**TASK OBJECTIVE**
Write out all the material exactly. Leave nothing out.
* * * * *
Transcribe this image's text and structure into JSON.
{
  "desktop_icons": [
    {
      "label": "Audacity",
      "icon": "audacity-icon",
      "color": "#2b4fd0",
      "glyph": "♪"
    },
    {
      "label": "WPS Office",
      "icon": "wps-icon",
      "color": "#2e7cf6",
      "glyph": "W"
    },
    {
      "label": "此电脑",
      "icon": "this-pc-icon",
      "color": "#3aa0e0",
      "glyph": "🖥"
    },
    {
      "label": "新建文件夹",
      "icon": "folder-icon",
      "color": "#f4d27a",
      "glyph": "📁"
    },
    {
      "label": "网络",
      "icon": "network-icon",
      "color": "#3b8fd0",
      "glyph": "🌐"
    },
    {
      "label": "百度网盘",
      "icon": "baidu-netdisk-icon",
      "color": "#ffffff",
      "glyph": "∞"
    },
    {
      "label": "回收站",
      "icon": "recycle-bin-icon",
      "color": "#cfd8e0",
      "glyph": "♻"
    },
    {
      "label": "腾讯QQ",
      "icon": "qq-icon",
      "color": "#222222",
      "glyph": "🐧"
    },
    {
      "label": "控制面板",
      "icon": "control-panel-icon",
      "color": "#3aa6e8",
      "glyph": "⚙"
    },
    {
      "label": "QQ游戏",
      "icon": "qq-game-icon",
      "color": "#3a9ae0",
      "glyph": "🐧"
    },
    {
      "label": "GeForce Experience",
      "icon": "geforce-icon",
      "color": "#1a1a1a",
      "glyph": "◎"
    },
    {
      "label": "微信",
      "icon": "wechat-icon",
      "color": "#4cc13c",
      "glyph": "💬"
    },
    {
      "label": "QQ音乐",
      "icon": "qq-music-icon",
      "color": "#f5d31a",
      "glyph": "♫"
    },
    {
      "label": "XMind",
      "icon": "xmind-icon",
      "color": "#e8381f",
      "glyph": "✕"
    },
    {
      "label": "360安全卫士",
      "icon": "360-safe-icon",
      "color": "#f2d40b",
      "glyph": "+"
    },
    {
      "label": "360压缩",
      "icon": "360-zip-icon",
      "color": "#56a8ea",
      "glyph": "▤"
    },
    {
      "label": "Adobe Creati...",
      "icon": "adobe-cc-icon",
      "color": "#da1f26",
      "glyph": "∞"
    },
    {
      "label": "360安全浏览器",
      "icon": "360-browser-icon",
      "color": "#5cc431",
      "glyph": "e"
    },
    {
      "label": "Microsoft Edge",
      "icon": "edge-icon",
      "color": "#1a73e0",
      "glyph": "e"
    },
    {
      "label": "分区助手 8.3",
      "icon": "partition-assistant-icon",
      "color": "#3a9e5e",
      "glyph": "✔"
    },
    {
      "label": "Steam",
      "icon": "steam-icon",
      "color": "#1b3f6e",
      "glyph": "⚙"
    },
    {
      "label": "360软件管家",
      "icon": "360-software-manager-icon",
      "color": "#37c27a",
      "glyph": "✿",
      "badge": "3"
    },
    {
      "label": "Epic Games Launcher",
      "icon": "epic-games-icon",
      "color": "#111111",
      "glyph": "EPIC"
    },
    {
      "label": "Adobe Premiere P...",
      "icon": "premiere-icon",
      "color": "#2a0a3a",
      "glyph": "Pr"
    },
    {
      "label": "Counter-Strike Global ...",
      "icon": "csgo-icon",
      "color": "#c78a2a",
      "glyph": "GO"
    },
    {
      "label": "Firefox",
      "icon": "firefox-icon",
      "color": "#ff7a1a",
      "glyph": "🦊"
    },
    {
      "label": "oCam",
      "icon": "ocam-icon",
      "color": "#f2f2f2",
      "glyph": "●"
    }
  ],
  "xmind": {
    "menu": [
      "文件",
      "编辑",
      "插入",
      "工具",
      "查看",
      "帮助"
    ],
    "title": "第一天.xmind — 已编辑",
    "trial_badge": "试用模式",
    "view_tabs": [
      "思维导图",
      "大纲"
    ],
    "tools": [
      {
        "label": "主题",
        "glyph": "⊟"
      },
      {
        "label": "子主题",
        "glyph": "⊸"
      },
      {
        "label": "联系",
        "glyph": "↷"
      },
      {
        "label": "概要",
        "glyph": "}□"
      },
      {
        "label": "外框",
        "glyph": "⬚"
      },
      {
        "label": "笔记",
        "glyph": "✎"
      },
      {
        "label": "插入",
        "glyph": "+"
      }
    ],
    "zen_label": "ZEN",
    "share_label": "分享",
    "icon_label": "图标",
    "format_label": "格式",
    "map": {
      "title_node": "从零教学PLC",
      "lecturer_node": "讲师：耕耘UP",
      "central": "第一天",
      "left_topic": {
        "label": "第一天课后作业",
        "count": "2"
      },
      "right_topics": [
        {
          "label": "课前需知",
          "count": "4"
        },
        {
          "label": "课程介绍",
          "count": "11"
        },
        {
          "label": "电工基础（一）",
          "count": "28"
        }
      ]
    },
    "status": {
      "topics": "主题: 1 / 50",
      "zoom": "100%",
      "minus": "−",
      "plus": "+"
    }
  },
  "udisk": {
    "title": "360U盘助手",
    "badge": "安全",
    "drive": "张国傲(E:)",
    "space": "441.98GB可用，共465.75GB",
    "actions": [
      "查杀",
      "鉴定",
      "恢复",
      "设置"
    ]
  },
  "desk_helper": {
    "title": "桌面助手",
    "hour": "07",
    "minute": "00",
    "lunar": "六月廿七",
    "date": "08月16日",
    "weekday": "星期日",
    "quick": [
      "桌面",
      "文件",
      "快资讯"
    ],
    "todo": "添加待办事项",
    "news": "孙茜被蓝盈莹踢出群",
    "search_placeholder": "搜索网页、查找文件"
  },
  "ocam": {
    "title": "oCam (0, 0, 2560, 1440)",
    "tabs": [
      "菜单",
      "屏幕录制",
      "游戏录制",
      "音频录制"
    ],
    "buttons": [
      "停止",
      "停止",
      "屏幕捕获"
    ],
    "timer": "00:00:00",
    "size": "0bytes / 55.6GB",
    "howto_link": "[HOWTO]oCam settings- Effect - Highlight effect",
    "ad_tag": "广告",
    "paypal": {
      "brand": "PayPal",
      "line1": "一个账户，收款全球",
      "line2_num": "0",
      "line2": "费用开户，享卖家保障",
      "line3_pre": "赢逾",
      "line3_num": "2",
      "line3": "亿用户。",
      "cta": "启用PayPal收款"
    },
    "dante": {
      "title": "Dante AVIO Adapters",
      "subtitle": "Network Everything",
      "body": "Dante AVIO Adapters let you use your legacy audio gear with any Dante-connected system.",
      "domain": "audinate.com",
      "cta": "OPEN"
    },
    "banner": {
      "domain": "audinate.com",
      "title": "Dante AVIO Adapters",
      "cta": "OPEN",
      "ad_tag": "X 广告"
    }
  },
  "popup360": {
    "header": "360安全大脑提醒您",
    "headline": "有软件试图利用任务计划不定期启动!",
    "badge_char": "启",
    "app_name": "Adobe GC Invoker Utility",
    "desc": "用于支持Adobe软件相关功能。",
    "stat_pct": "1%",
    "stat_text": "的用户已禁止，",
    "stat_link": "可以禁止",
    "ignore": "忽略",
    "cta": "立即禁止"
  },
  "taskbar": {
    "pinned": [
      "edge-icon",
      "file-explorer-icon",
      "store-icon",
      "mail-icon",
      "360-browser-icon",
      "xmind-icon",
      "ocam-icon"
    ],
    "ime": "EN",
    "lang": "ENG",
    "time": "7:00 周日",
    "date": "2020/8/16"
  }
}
* * * * *
**RESULT OF THIS TASK**
Transcribe this image's text and structure into JSON.
{
  "desktop_icons": [
    {
      "label": "Audacity",
      "icon": "audacity-icon",
      "color": "#2b4fd0",
      "glyph": "♪"
    },
    {
      "label": "WPS Office",
      "icon": "wps-icon",
      "color": "#2e7cf6",
      "glyph": "W"
    },
    {
      "label": "此电脑",
      "icon": "this-pc-icon",
      "color": "#3aa0e0",
      "glyph": "🖥"
    },
    {
      "label": "新建文件夹",
      "icon": "folder-icon",
      "color": "#f4d27a",
      "glyph": "📁"
    },
    {
      "label": "网络",
      "icon": "network-icon",
      "color": "#3b8fd0",
      "glyph": "🌐"
    },
    {
      "label": "百度网盘",
      "icon": "baidu-netdisk-icon",
      "color": "#ffffff",
      "glyph": "∞"
    },
    {
      "label": "回收站",
      "icon": "recycle-bin-icon",
      "color": "#cfd8e0",
      "glyph": "♻"
    },
    {
      "label": "腾讯QQ",
      "icon": "qq-icon",
      "color": "#222222",
      "glyph": "🐧"
    },
    {
      "label": "控制面板",
      "icon": "control-panel-icon",
      "color": "#3aa6e8",
      "glyph": "⚙"
    },
    {
      "label": "QQ游戏",
      "icon": "qq-game-icon",
      "color": "#3a9ae0",
      "glyph": "🐧"
    },
    {
      "label": "GeForce Experience",
      "icon": "geforce-icon",
      "color": "#1a1a1a",
      "glyph": "◎"
    },
    {
      "label": "微信",
      "icon": "wechat-icon",
      "color": "#4cc13c",
      "glyph": "💬"
    },
    {
      "label": "QQ音乐",
      "icon": "qq-music-icon",
      "color": "#f5d31a",
      "glyph": "♫"
    },
    {
      "label": "XMind",
      "icon": "xmind-icon",
      "color": "#e8381f",
      "glyph": "✕"
    },
    {
      "label": "360安全卫士",
      "icon": "360-safe-icon",
      "color": "#f2d40b",
      "glyph": "+"
    },
    {
      "label": "360压缩",
      "icon": "360-zip-icon",
      "color": "#56a8ea",
      "glyph": "▤"
    },
    {
      "label": "Adobe Creati...",
      "icon": "adobe-cc-icon",
      "color": "#da1f26",
      "glyph": "∞"
    },
    {
      "label": "360安全浏览器",
      "icon": "360-browser-icon",
      "color": "#5cc431",
      "glyph": "e"
    },
    {
      "label": "Microsoft Edge",
      "icon": "edge-icon",
      "color": "#1a73e0",
      "glyph": "e"
    },
    {
      "label": "分区助手 8.3",
      "icon": "partition-assistant-icon",
      "color": "#3a9e5e",
      "glyph": "✔"
    },
    {
      "label": "Steam",
      "icon": "steam-icon",
      "color": "#1b3f6e",
      "glyph": "⚙"
    },
    {
      "label": "360软件管家",
      "icon": "360-software-manager-icon",
      "color": "#37c27a",
      "glyph": "✿",
      "badge": "3"
    },
    {
      "label": "Epic Games Launcher",
      "icon": "epic-games-icon",
      "color": "#111111",
      "glyph": "EPIC"
    },
    {
      "label": "Adobe Premiere P...",
      "icon": "premiere-icon",
      "color": "#2a0a3a",
      "glyph": "Pr"
    },
    {
      "label": "Counter-Strike Global ...",
      "icon": "csgo-icon",
      "color": "#c78a2a",
      "glyph": "GO"
    },
    {
      "label": "Firefox",
      "icon": "firefox-icon",
      "color": "#ff7a1a",
      "glyph": "🦊"
    },
    {
      "label": "oCam",
      "icon": "ocam-icon",
      "color": "#f2f2f2",
      "glyph": "●"
    }
  ],
  "xmind": {
    "menu": [
      "文件",
      "编辑",
      "插入",
      "工具",
      "查看",
      "帮助"
    ],
    "title": "第一天.xmind — 已编辑",
    "trial_badge": "试用模式",
    "view_tabs": [
      "思维导图",
      "大纲"
    ],
    "tools": [
      {
        "label": "主题",
        "glyph": "⊟"
      },
      {
        "label": "子主题",
        "glyph": "⊸"
      },
      {
        "label": "联系",
        "glyph": "↷"
      },
      {
        "label": "概要",
        "glyph": "}□"
      },
      {
        "label": "外框",
        "glyph": "⬚"
      },
      {
        "label": "笔记",
        "glyph": "✎"
      },
      {
        "label": "插入",
        "glyph": "+"
      }
    ],
    "zen_label": "ZEN",
    "share_label": "分享",
    "icon_label": "图标",
    "format_label": "格式",
    "map": {
      "title_node": "从零教学PLC",
      "lecturer_node": "讲师：耕耘UP",
      "central": "第一天",
      "left_topic": {
        "label": "第一天课后作业",
        "count": "2"
      },
      "right_topics": [
        {
          "label": "课前需知",
          "count": "4"
        },
        {
          "label": "课程介绍",
          "count": "11"
        },
        {
          "label": "电工基础（一）",
          "count": "28"
        }
      ]
    },
    "status": {
      "topics": "主题: 1 / 50",
      "zoom": "100%",
      "minus": "−",
      "plus": "+"
    }
  },
  "udisk": {
    "title": "360U盘助手",
    "badge": "安全",
    "drive": "张国傲(E:)",
    "space": "441.98GB可用，共465.75GB",
    "actions": [
      "查杀",
      "鉴定",
      "恢复",
      "设置"
    ]
  },
  "desk_helper": {
    "title": "桌面助手",
    "hour": "07",
    "minute": "00",
    "lunar": "六月廿七",
    "date": "08月16日",
    "weekday": "星期日",
    "quick": [
      "桌面",
      "文件",
      "快资讯"
    ],
    "todo": "添加待办事项",
    "news": "孙茜被蓝盈莹踢出群",
    "search_placeholder": "搜索网页、查找文件"
  },
  "ocam": {
    "title": "oCam (0, 0, 2560, 1440)",
    "tabs": [
      "菜单",
      "屏幕录制",
      "游戏录制",
      "音频录制"
    ],
    "buttons": [
      "停止",
      "停止",
      "屏幕捕获"
    ],
    "timer": "00:00:00",
    "size": "0bytes / 55.6GB",
    "howto_link": "[HOWTO]oCam settings- Effect - Highlight effect",
    "ad_tag": "广告",
    "paypal": {
      "brand": "PayPal",
      "line1": "一个账户，收款全球",
      "line2_num": "0",
      "line2": "费用开户，享卖家保障",
      "line3_pre": "赢逾",
      "line3_num": "2",
      "line3": "亿用户。",
      "cta": "启用PayPal收款"
    },
    "dante": {
      "title": "Dante AVIO Adapters",
      "subtitle": "Network Everything",
      "body": "Dante AVIO Adapters let you use your legacy audio gear with any Dante-connected system.",
      "domain": "audinate.com",
      "cta": "OPEN"
    },
    "banner": {
      "domain": "audinate.com",
      "title": "Dante AVIO Adapters",
      "cta": "OPEN",
      "ad_tag": "X 广告"
    }
  },
  "popup360": {
    "header": "360安全大脑提醒您",
    "headline": "有软件试图利用任务计划不定期启动!",
    "badge_char": "启",
    "app_name": "Adobe GC Invoker Utility",
    "desc": "用于支持Adobe软件相关功能。",
    "stat_pct": "1%",
    "stat_text": "的用户已禁止，",
    "stat_link": "可以禁止",
    "ignore": "忽略",
    "cta": "立即禁止"
  },
  "taskbar": {
    "pinned": [
      "edge-icon",
      "file-explorer-icon",
      "store-icon",
      "mail-icon",
      "360-browser-icon",
      "xmind-icon",
      "ocam-icon"
    ],
    "ime": "EN",
    "lang": "ENG",
    "time": "7:00 周日",
    "date": "2020/8/16"
  }
}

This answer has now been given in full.